Activity:
Quote every line of the data below as it stands, omitting pictures.

====== Task material

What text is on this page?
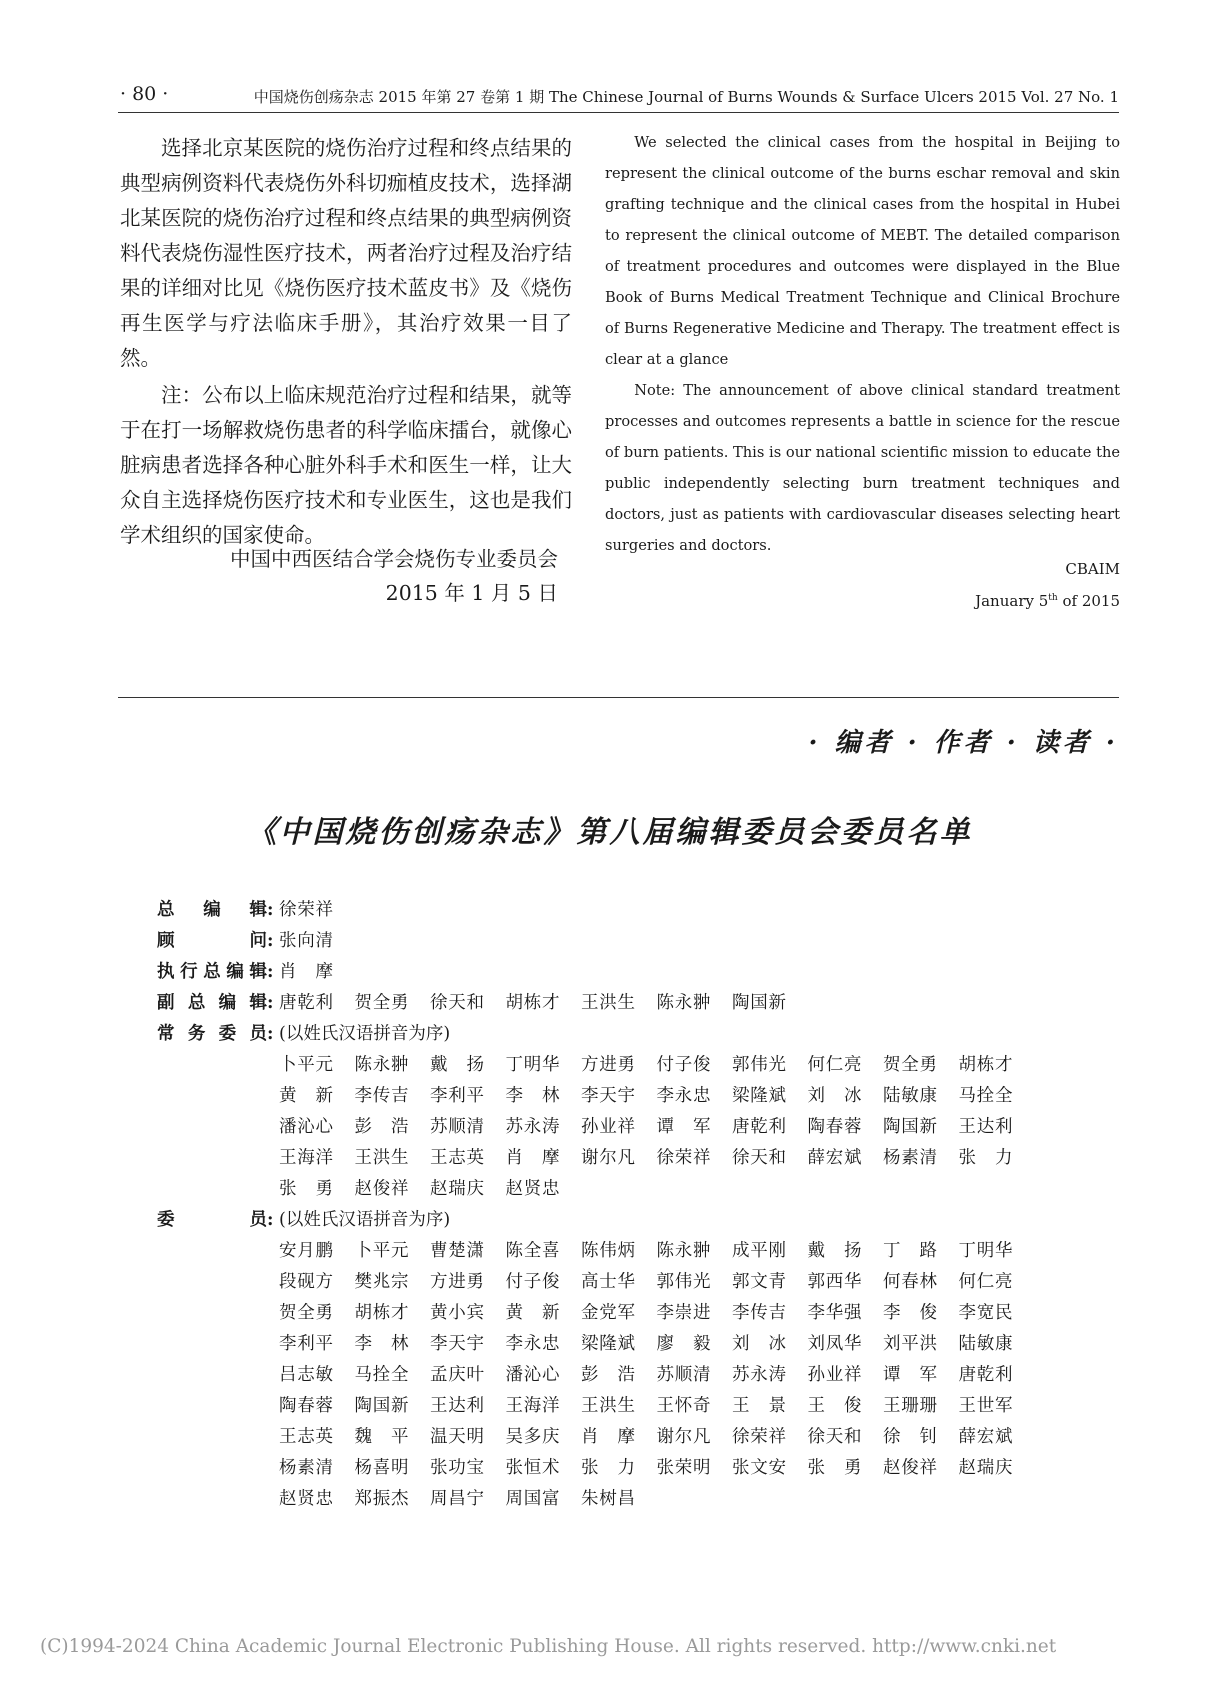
· 80 ·	中国烧伤创疡杂志 2015 年第 27 卷第 1 期 The Chinese Journal of Burns Wounds & Surface Ulcers 2015 Vol. 27 No. 1

选择北京某医院的烧伤治疗过程和终点结果的典型病例资料代表烧伤外科切痂植皮技术，选择湖北某医院的烧伤治疗过程和终点结果的典型病例资料代表烧伤湿性医疗技术，两者治疗过程及治疗结果的详细对比见《烧伤医疗技术蓝皮书》及《烧伤再生医学与疗法临床手册》，其治疗效果一目了然。

注：公布以上临床规范治疗过程和结果，就等于在打一场解救烧伤患者的科学临床擂台，就像心脏病患者选择各种心脏外科手术和医生一样，让大众自主选择烧伤医疗技术和专业医生，这也是我们学术组织的国家使命。

中国中西医结合学会烧伤专业委员会
2015 年 1 月 5 日

We selected the clinical cases from the hospital in Beijing to represent the clinical outcome of the burns eschar removal and skin grafting technique and the clinical cases from the hospital in Hubei to represent the clinical outcome of MEBT. The detailed comparison of treatment procedures and outcomes were displayed in the Blue Book of Burns Medical Treatment Technique and Clinical Brochure of Burns Regenerative Medicine and Therapy. The treatment effect is clear at a glance

Note: The announcement of above clinical standard treatment processes and outcomes represents a battle in science for the rescue of burn patients. This is our national scientific mission to educate the public independently selecting burn treatment techniques and doctors, just as patients with cardiovascular diseases selecting heart surgeries and doctors.

CBAIM
January 5th of 2015
· 编者 · 作者 · 读者 ·
《中国烧伤创疡杂志》第八届编辑委员会委员名单
总编辑 : 徐荣祥
顾问 : 张向清
执行总编辑 : 肖摩
副总编辑 : 唐乾利 贺全勇 徐天和 胡栋才 王洪生 陈永翀 陶国新
常务委员 : (以姓氏汉语拼音为序)
卜平元 陈永翀 戴扬 丁明华 方进勇 付子俊 郭伟光 何仁亮 贺全勇 胡栋才
黄新 李传吉 李利平 李林 李天宇 李永忠 梁隆斌 刘冰 陆敏康 马拴全
潘沁心 彭浩 苏顺清 苏永涛 孙业祥 谭军 唐乾利 陶春蓉 陶国新 王达利
王海洋 王洪生 王志英 肖摩 谢尔凡 徐荣祥 徐天和 薛宏斌 杨素清 张力
张勇 赵俊祥 赵瑞庆 赵贤忠
委员 : (以姓氏汉语拼音为序)
安月鹏 卜平元 曹楚潇 陈全喜 陈伟炳 陈永翀 成平刚 戴扬 丁路 丁明华
段砚方 樊兆宗 方进勇 付子俊 高士华 郭伟光 郭文青 郭西华 何春林 何仁亮
贺全勇 胡栋才 黄小宾 黄新 金党军 李崇进 李传吉 李华强 李俊 李宽民
李利平 李林 李天宇 李永忠 梁隆斌 廖毅 刘冰 刘凤华 刘平洪 陆敏康
吕志敏 马拴全 孟庆叶 潘沁心 彭浩 苏顺清 苏永涛 孙业祥 谭军 唐乾利
陶春蓉 陶国新 王达利 王海洋 王洪生 王怀奇 王景 王俊 王珊珊 王世军
王志英 魏平 温天明 吴多庆 肖摩 谢尔凡 徐荣祥 徐天和 徐钊 薛宏斌
杨素清 杨喜明 张功宝 张恒术 张力 张荣明 张文安 张勇 赵俊祥 赵瑞庆
赵贤忠 郑振杰 周昌宁 周国富 朱树昌
(C)1994-2024 China Academic Journal Electronic Publishing House. All rights reserved. http://www.cnki.net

============

Answer box:
What text is on this page?
· 80 ·	中国烧伤创疡杂志 2015 年第 27 卷第 1 期 The Chinese Journal of Burns Wounds & Surface Ulcers 2015 Vol. 27 No. 1

选择北京某医院的烧伤治疗过程和终点结果的典型病例资料代表烧伤外科切痂植皮技术，选择湖北某医院的烧伤治疗过程和终点结果的典型病例资料代表烧伤湿性医疗技术，两者治疗过程及治疗结果的详细对比见《烧伤医疗技术蓝皮书》及《烧伤再生医学与疗法临床手册》，其治疗效果一目了然。

注：公布以上临床规范治疗过程和结果，就等于在打一场解救烧伤患者的科学临床擂台，就像心脏病患者选择各种心脏外科手术和医生一样，让大众自主选择烧伤医疗技术和专业医生，这也是我们学术组织的国家使命。

中国中西医结合学会烧伤专业委员会
2015 年 1 月 5 日

We selected the clinical cases from the hospital in Beijing to represent the clinical outcome of the burns eschar removal and skin grafting technique and the clinical cases from the hospital in Hubei to represent the clinical outcome of MEBT. The detailed comparison of treatment procedures and outcomes were displayed in the Blue Book of Burns Medical Treatment Technique and Clinical Brochure of Burns Regenerative Medicine and Therapy. The treatment effect is clear at a glance

Note: The announcement of above clinical standard treatment processes and outcomes represents a battle in science for the rescue of burn patients. This is our national scientific mission to educate the public independently selecting burn treatment techniques and doctors, just as patients with cardiovascular diseases selecting heart surgeries and doctors.

CBAIM
January 5th of 2015
· 编者 · 作者 · 读者 ·
《中国烧伤创疡杂志》第八届编辑委员会委员名单
总编辑 : 徐荣祥
顾问 : 张向清
执行总编辑 : 肖摩
副总编辑 : 唐乾利 贺全勇 徐天和 胡栋才 王洪生 陈永翀 陶国新
常务委员 : (以姓氏汉语拼音为序)
卜平元 陈永翀 戴扬 丁明华 方进勇 付子俊 郭伟光 何仁亮 贺全勇 胡栋才
黄新 李传吉 李利平 李林 李天宇 李永忠 梁隆斌 刘冰 陆敏康 马拴全
潘沁心 彭浩 苏顺清 苏永涛 孙业祥 谭军 唐乾利 陶春蓉 陶国新 王达利
王海洋 王洪生 王志英 肖摩 谢尔凡 徐荣祥 徐天和 薛宏斌 杨素清 张力
张勇 赵俊祥 赵瑞庆 赵贤忠
委员 : (以姓氏汉语拼音为序)
安月鹏 卜平元 曹楚潇 陈全喜 陈伟炳 陈永翀 成平刚 戴扬 丁路 丁明华
段砚方 樊兆宗 方进勇 付子俊 高士华 郭伟光 郭文青 郭西华 何春林 何仁亮
贺全勇 胡栋才 黄小宾 黄新 金党军 李崇进 李传吉 李华强 李俊 李宽民
李利平 李林 李天宇 李永忠 梁隆斌 廖毅 刘冰 刘凤华 刘平洪 陆敏康
吕志敏 马拴全 孟庆叶 潘沁心 彭浩 苏顺清 苏永涛 孙业祥 谭军 唐乾利
陶春蓉 陶国新 王达利 王海洋 王洪生 王怀奇 王景 王俊 王珊珊 王世军
王志英 魏平 温天明 吴多庆 肖摩 谢尔凡 徐荣祥 徐天和 徐钊 薛宏斌
杨素清 杨喜明 张功宝 张恒术 张力 张荣明 张文安 张勇 赵俊祥 赵瑞庆
赵贤忠 郑振杰 周昌宁 周国富 朱树昌
(C)1994-2024 China Academic Journal Electronic Publishing House. All rights reserved. http://www.cnki.net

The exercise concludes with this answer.